━━━ Input for this task

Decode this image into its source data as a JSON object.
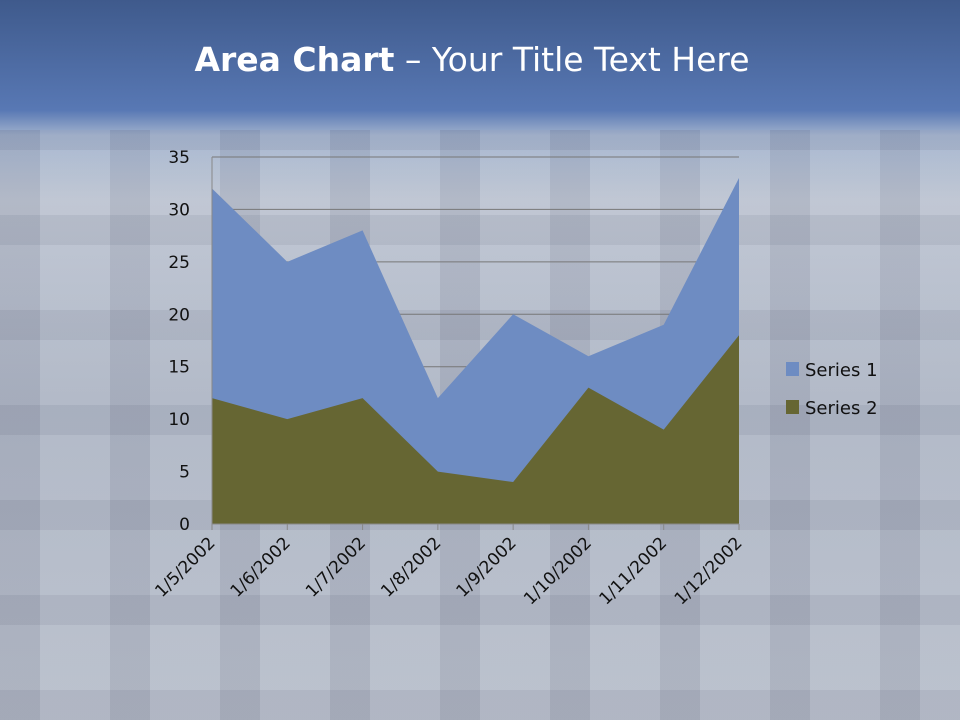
{
  "slide": {
    "title_bold": "Area Chart",
    "title_rest": " – Your Title Text Here"
  },
  "chart_data": {
    "type": "area",
    "title": "",
    "categories": [
      "1/5/2002",
      "1/6/2002",
      "1/7/2002",
      "1/8/2002",
      "1/9/2002",
      "1/10/2002",
      "1/11/2002",
      "1/12/2002"
    ],
    "series": [
      {
        "name": "Series 1",
        "color": "#6e8cc2",
        "values": [
          32,
          25,
          28,
          12,
          20,
          16,
          19,
          33
        ]
      },
      {
        "name": "Series 2",
        "color": "#666633",
        "values": [
          12,
          10,
          12,
          5,
          4,
          13,
          9,
          18
        ]
      }
    ],
    "ylim": [
      0,
      35
    ],
    "yticks": [
      0,
      5,
      10,
      15,
      20,
      25,
      30,
      35
    ],
    "grid": true,
    "legend": "right"
  }
}
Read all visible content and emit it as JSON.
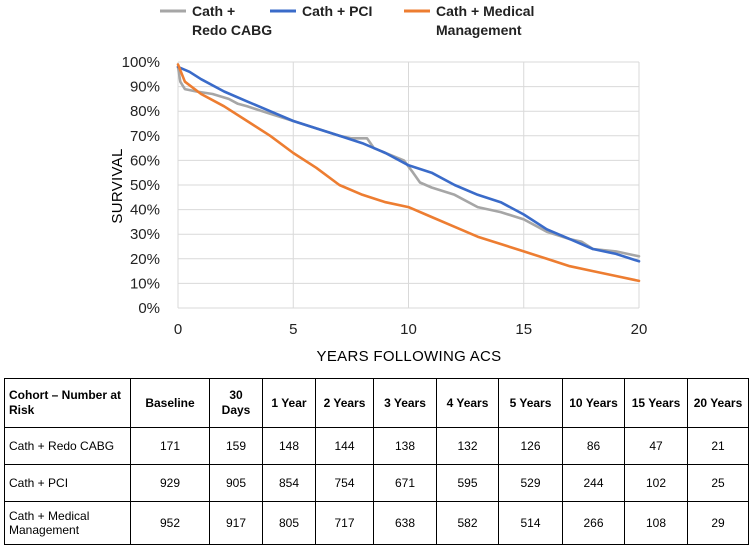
{
  "chart_data": {
    "type": "line",
    "xlabel": "YEARS FOLLOWING ACS",
    "ylabel": "SURVIVAL",
    "xlim": [
      0,
      20
    ],
    "ylim": [
      0,
      100
    ],
    "x_ticks": [
      0,
      5,
      10,
      15,
      20
    ],
    "y_ticks": [
      0,
      10,
      20,
      30,
      40,
      50,
      60,
      70,
      80,
      90,
      100
    ],
    "y_tick_labels": [
      "0%",
      "10%",
      "20%",
      "30%",
      "40%",
      "50%",
      "60%",
      "70%",
      "80%",
      "90%",
      "100%"
    ],
    "grid": true,
    "legend_position": "top",
    "series": [
      {
        "name": "Cath + Redo CABG",
        "legend_lines": [
          "Cath +",
          "Redo CABG"
        ],
        "color": "#a6a6a6",
        "x": [
          0,
          0.1,
          0.3,
          0.8,
          1.5,
          2.2,
          2.6,
          3.0,
          4.0,
          5.0,
          6.0,
          7.0,
          7.5,
          8.2,
          8.5,
          9.0,
          9.8,
          10.2,
          10.5,
          11.0,
          12.0,
          13.0,
          13.5,
          14.0,
          15.0,
          16.0,
          17.0,
          17.5,
          18.0,
          19.0,
          20.0
        ],
        "y": [
          98,
          92,
          89,
          88,
          87,
          85,
          83,
          82,
          79,
          76,
          73,
          70,
          69,
          69,
          65,
          63,
          60,
          55,
          51,
          49,
          46,
          41,
          40,
          39,
          36,
          31,
          28,
          27,
          24,
          23,
          21
        ]
      },
      {
        "name": "Cath + PCI",
        "legend_lines": [
          "Cath + PCI"
        ],
        "color": "#3a6bc9",
        "x": [
          0,
          0.5,
          1.0,
          2.0,
          3.0,
          4.0,
          5.0,
          6.0,
          7.0,
          8.0,
          9.0,
          10.0,
          11.0,
          12.0,
          13.0,
          14.0,
          15.0,
          16.0,
          17.0,
          18.0,
          19.0,
          20.0
        ],
        "y": [
          98,
          96,
          93,
          88,
          84,
          80,
          76,
          73,
          70,
          67,
          63,
          58,
          55,
          50,
          46,
          43,
          38,
          32,
          28,
          24,
          22,
          19
        ]
      },
      {
        "name": "Cath + Medical Management",
        "legend_lines": [
          "Cath + Medical",
          "Management"
        ],
        "color": "#ed7d31",
        "x": [
          0,
          0.3,
          1.0,
          2.0,
          3.0,
          4.0,
          5.0,
          6.0,
          7.0,
          8.0,
          9.0,
          10.0,
          11.0,
          12.0,
          13.0,
          14.0,
          15.0,
          16.0,
          17.0,
          18.0,
          19.0,
          20.0
        ],
        "y": [
          99,
          92,
          87,
          82,
          76,
          70,
          63,
          57,
          50,
          46,
          43,
          41,
          37,
          33,
          29,
          26,
          23,
          20,
          17,
          15,
          13,
          11
        ]
      }
    ]
  },
  "risk_table": {
    "header_first": "Cohort – Number at Risk",
    "headers": [
      "Baseline",
      "30 Days",
      "1 Year",
      "2 Years",
      "3 Years",
      "4 Years",
      "5 Years",
      "10 Years",
      "15 Years",
      "20 Years"
    ],
    "rows": [
      {
        "label": "Cath + Redo CABG",
        "values": [
          "171",
          "159",
          "148",
          "144",
          "138",
          "132",
          "126",
          "86",
          "47",
          "21"
        ]
      },
      {
        "label": "Cath + PCI",
        "values": [
          "929",
          "905",
          "854",
          "754",
          "671",
          "595",
          "529",
          "244",
          "102",
          "25"
        ]
      },
      {
        "label": "Cath + Medical Management",
        "values": [
          "952",
          "917",
          "805",
          "717",
          "638",
          "582",
          "514",
          "266",
          "108",
          "29"
        ]
      }
    ]
  }
}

━━━━━━

(What you are asked to do) Of the lines in the listing, how many hold the word "CABG"? Nothing but the number is needed.

(Exercise result) 3